Data extract:
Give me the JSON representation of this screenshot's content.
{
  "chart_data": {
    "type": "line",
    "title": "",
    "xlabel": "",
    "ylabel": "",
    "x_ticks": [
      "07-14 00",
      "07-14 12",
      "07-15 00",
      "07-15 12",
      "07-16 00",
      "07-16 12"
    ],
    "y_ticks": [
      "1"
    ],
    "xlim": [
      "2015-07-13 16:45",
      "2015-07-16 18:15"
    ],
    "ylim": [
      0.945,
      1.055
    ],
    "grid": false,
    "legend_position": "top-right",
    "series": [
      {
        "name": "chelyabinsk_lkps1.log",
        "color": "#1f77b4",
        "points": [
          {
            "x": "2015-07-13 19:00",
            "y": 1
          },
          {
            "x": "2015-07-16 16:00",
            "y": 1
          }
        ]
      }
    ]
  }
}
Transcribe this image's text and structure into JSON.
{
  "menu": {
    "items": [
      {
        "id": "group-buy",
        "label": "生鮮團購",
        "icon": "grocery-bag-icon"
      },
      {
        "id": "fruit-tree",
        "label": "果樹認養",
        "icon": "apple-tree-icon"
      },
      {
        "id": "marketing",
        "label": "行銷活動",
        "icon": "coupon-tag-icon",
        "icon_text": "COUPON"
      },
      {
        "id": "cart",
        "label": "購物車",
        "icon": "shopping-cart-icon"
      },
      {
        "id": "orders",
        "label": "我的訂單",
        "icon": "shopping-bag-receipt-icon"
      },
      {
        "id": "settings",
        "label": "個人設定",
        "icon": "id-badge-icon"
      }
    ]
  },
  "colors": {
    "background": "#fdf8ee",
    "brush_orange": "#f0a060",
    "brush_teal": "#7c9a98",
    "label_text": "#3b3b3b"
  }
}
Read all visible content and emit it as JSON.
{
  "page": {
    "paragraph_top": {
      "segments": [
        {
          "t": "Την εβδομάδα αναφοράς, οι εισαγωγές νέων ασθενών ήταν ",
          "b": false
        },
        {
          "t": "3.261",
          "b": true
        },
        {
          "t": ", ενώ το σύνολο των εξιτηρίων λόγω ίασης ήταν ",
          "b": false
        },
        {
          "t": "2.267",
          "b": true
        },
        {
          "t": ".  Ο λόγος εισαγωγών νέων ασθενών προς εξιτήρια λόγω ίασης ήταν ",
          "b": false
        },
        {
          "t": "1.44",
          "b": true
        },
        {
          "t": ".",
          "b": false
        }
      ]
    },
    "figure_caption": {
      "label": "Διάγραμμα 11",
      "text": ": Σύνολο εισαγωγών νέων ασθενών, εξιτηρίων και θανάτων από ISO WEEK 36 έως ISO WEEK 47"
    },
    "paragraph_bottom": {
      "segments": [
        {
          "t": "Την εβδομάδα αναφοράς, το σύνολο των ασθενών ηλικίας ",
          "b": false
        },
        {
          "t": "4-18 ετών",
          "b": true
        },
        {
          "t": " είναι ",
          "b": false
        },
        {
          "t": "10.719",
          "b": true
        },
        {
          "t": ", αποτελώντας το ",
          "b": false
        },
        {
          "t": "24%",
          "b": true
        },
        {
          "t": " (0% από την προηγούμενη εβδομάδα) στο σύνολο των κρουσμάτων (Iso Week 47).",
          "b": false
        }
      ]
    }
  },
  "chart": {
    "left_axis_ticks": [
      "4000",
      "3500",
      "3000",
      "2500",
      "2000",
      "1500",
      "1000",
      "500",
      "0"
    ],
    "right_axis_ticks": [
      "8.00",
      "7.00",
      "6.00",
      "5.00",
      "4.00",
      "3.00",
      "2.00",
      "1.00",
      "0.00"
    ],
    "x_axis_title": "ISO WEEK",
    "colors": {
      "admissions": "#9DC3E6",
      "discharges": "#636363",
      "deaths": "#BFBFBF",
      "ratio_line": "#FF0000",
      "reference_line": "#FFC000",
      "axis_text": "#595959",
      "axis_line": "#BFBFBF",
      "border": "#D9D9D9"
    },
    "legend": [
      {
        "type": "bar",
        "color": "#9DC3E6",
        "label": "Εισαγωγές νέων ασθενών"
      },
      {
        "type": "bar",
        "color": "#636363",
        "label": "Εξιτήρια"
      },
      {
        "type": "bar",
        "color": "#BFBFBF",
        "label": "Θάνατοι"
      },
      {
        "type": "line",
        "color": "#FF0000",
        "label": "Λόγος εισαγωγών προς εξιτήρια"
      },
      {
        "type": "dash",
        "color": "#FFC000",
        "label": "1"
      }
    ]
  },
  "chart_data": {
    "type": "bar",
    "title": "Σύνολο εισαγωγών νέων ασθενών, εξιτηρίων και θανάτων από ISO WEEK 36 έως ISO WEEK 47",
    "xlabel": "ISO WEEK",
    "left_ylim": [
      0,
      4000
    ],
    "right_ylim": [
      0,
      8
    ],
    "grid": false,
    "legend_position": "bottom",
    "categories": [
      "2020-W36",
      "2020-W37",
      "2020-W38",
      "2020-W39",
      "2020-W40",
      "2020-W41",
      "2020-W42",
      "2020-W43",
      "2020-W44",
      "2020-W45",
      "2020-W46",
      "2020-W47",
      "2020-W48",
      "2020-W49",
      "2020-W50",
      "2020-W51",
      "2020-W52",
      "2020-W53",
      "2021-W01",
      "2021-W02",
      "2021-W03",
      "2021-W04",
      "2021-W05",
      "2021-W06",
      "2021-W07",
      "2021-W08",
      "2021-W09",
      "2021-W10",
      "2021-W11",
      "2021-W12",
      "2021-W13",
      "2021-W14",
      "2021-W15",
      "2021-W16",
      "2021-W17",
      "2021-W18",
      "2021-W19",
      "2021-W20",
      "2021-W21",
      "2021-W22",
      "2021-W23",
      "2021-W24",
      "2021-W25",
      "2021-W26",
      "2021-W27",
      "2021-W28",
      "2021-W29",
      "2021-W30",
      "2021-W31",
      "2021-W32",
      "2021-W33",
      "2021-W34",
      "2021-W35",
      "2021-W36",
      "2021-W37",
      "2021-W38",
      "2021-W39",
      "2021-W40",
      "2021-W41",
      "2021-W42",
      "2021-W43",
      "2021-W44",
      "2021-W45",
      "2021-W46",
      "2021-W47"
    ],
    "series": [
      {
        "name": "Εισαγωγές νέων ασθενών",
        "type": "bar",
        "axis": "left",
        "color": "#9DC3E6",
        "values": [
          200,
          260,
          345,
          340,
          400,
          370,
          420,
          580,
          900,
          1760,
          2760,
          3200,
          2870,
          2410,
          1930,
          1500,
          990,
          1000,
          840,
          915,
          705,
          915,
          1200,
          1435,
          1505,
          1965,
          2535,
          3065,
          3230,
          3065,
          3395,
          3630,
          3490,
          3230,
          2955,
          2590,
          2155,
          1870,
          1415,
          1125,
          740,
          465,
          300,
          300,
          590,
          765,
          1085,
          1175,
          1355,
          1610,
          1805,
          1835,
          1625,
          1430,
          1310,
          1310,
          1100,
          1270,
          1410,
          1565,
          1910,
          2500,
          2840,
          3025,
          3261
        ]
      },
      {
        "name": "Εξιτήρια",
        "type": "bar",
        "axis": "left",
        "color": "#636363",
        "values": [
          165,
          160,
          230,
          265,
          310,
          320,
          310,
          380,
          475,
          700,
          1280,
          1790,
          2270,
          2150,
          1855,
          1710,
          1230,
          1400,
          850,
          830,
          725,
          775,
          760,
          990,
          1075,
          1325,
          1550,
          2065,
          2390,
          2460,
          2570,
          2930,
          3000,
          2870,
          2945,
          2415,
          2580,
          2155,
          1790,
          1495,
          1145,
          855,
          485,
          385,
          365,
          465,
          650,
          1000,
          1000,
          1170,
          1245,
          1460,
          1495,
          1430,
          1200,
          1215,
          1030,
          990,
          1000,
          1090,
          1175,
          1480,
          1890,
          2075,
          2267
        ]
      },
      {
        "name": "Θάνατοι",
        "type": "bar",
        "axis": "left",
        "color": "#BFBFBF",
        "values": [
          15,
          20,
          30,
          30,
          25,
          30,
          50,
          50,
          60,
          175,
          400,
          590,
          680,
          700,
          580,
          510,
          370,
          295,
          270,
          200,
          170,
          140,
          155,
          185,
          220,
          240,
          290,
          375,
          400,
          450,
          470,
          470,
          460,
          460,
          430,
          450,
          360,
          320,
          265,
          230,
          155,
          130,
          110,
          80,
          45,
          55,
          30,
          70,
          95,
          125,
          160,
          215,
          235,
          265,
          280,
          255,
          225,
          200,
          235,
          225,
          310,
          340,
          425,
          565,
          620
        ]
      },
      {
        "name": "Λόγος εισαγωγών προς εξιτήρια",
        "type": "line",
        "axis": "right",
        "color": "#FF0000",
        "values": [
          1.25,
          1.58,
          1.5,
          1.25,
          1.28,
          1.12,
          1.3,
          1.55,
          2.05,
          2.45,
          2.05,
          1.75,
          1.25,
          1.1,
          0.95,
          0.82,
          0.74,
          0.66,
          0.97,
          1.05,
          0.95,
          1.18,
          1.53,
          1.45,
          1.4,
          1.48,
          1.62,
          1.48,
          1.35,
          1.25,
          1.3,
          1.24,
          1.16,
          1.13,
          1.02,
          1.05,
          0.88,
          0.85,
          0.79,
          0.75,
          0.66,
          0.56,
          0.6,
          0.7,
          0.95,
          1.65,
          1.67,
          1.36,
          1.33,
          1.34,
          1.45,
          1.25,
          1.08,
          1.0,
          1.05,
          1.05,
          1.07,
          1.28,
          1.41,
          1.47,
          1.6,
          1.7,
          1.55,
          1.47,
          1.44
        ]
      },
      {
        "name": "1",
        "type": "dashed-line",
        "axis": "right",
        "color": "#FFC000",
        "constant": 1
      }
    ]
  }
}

Written request: Make a tally of the lines in this data that include the string "λόγω", and answer with that tally alone.

Exercise output: 2